▶ **REQUIRED TASK**: Take every line from the material that has the word "name" in it.

• • • •

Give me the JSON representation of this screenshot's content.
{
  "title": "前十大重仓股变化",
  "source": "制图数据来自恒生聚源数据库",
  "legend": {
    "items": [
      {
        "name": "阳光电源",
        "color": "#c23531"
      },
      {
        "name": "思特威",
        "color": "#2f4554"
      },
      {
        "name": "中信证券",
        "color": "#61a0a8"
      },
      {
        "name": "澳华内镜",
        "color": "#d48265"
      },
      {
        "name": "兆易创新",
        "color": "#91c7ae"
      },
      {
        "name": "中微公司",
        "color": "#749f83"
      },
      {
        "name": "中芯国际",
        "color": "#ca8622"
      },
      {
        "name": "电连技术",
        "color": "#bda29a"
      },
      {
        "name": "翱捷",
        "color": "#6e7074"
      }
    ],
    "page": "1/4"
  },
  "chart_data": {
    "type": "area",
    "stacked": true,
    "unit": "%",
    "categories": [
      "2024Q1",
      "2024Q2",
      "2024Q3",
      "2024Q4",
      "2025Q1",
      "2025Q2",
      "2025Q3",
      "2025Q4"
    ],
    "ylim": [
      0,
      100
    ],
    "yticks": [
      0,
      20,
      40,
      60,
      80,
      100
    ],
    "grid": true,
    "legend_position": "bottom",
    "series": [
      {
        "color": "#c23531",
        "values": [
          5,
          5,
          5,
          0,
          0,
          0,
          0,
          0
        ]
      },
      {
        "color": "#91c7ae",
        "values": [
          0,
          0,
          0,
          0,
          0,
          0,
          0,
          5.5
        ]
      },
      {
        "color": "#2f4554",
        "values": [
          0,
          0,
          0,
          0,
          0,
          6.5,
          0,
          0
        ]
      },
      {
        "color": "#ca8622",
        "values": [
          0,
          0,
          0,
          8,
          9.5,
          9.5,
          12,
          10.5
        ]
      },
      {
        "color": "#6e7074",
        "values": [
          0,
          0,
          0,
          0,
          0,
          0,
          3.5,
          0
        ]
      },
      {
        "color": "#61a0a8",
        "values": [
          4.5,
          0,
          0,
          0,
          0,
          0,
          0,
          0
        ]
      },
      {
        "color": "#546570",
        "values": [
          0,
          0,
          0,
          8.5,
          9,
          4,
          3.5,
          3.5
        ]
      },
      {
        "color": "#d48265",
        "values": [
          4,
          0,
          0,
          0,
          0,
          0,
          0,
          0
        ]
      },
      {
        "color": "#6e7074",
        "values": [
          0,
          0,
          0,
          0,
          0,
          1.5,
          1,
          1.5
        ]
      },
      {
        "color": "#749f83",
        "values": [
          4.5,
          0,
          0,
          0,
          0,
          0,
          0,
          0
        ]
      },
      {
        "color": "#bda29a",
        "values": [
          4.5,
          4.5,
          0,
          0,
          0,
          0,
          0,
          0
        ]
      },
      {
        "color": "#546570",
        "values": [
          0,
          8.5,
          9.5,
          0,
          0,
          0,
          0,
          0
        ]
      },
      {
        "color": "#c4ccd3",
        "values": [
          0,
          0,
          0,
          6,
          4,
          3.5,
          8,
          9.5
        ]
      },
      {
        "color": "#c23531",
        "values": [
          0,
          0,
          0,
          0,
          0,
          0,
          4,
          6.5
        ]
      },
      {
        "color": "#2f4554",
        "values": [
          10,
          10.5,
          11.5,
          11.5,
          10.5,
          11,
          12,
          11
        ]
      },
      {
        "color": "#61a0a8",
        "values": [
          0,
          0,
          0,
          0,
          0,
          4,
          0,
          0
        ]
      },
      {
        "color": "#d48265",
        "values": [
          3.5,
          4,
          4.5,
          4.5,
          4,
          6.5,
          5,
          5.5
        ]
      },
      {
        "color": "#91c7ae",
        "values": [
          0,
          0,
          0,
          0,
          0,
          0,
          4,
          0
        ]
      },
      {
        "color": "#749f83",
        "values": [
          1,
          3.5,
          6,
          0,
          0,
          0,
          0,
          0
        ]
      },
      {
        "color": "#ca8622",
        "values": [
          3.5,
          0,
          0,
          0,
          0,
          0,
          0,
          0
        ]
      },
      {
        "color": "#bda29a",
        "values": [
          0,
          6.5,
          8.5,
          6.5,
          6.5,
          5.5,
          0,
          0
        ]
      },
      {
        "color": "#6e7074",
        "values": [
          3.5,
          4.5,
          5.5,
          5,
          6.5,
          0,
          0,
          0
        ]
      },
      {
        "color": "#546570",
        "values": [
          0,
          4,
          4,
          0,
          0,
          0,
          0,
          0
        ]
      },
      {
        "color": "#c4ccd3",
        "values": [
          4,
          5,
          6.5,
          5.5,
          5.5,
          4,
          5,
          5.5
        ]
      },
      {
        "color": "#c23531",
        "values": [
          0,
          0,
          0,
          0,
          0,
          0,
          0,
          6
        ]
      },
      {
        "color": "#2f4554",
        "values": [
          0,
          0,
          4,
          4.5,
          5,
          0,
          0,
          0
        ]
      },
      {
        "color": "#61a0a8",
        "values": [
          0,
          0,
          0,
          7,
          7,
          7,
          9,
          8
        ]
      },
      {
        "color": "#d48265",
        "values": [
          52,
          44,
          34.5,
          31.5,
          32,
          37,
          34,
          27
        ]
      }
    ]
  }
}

• • • •

▶ **TASK OUTPUT**:
        "name": "阳光电源",
        "name": "思特威",
        "name": "中信证券",
        "name": "澳华内镜",
        "name": "兆易创新",
        "name": "中微公司",
        "name": "中芯国际",
        "name": "电连技术",
        "name": "翱捷",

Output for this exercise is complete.